* begin Supplied records *

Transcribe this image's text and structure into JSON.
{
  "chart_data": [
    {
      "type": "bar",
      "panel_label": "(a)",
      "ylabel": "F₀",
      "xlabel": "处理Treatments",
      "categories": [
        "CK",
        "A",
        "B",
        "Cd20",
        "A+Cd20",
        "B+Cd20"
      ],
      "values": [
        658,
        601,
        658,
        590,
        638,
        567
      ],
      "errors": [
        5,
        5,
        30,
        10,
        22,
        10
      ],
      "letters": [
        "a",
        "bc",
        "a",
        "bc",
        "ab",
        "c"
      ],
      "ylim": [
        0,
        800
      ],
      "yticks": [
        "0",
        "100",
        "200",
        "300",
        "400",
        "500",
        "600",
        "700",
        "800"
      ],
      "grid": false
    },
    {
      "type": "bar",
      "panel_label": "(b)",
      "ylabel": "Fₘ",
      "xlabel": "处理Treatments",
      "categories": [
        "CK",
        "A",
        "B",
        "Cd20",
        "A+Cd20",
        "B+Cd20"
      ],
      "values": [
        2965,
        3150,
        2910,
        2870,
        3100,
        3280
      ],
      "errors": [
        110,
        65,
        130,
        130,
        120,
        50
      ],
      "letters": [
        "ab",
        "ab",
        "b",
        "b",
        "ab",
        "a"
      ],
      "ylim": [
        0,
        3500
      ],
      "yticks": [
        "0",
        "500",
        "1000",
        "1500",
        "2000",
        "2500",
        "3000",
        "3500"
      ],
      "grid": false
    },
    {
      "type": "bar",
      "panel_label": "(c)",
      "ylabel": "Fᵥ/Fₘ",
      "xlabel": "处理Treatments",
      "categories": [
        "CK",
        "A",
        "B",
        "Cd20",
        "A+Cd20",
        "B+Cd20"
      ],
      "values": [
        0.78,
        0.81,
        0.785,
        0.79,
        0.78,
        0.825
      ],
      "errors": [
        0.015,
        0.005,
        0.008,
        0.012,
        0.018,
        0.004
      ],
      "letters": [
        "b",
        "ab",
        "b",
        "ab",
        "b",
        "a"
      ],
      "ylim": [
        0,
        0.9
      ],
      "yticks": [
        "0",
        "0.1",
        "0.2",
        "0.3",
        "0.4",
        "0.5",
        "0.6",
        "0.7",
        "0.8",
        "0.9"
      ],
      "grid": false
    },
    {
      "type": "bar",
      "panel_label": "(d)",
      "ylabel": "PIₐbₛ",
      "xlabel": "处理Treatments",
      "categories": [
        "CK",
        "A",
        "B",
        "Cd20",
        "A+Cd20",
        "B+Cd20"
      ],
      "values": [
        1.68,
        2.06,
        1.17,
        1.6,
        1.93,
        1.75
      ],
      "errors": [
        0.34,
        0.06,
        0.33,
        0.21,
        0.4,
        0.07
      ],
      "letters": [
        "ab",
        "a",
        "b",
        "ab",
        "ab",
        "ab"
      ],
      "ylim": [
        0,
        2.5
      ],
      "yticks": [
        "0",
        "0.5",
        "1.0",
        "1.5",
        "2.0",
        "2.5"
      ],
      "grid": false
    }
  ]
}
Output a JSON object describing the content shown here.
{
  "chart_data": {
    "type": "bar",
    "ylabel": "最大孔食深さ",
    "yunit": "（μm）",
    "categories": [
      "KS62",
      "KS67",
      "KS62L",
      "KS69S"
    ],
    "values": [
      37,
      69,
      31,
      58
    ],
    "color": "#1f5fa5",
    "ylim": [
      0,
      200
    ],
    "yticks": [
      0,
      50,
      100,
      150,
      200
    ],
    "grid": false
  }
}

* end Supplied records *

• Given problem
Filter the listing above by the word "ylabel"; copy each line that passes.

• The result
      "ylabel": "F₀",
      "ylabel": "Fₘ",
      "ylabel": "Fᵥ/Fₘ",
      "ylabel": "PIₐbₛ",
    "ylabel": "最大孔食深さ",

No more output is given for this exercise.